What is expected:
Locate each line in the records containing "CLOSE". Copy it.

[Extracts from a graphics dataset]
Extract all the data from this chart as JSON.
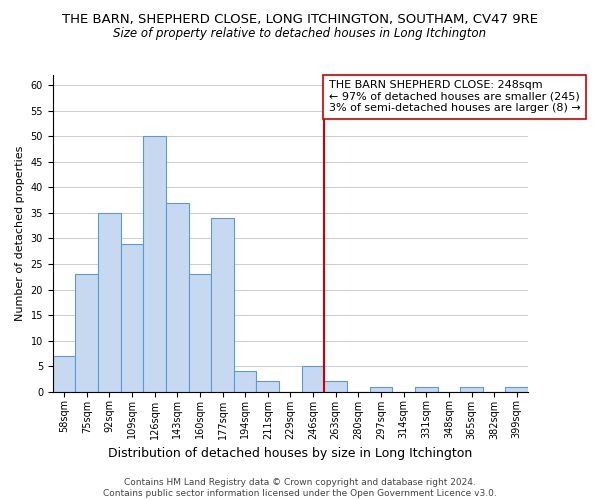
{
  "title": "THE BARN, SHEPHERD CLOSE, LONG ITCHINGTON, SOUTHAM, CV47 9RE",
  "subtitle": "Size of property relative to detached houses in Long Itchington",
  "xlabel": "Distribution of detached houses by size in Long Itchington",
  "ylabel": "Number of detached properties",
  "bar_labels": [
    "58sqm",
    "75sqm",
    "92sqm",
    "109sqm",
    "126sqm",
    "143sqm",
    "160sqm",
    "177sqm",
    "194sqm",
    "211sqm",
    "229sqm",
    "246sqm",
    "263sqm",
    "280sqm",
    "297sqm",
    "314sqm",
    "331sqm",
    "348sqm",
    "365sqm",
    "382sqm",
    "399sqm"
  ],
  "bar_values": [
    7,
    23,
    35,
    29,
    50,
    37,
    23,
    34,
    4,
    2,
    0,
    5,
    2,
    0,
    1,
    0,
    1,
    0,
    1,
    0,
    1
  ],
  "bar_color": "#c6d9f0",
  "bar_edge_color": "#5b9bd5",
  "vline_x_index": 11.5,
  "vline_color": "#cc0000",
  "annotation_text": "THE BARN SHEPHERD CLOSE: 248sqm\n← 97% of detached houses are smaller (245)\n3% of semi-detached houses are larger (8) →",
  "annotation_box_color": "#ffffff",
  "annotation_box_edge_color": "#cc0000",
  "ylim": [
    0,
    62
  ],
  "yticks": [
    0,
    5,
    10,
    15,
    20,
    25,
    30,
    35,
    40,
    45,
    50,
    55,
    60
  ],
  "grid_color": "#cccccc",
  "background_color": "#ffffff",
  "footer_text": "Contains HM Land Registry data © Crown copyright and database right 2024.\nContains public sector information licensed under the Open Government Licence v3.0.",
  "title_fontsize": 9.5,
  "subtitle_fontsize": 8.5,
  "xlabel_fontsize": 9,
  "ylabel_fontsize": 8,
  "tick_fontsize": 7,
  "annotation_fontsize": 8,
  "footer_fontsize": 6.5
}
...
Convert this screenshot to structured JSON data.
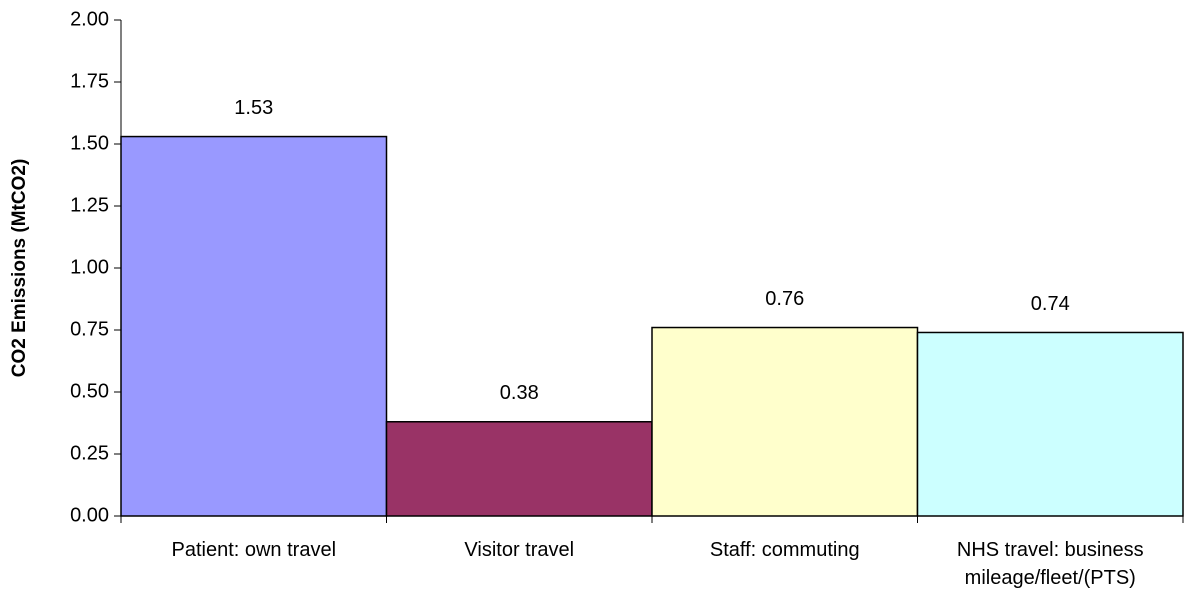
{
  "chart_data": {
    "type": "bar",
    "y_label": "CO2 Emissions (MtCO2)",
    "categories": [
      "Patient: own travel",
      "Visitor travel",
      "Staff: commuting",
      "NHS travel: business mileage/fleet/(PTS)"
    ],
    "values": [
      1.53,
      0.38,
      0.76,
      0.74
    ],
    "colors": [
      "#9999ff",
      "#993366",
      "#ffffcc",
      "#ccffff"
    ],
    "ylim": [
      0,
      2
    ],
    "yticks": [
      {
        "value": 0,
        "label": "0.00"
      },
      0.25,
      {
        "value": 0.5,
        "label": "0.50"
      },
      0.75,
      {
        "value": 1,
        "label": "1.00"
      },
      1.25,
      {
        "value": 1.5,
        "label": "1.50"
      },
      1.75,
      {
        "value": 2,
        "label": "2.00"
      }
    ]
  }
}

Reply to the task:
  "title": "THE BARN, SHEPHERD CLOSE, LONG ITCHINGTON, SOUTHAM, CV47 9RE",
  "annotation_text": "THE BARN SHEPHERD CLOSE: 248sqm\n← 97% of detached houses are smaller (245)\n3% of semi-detached houses are larger (8) →",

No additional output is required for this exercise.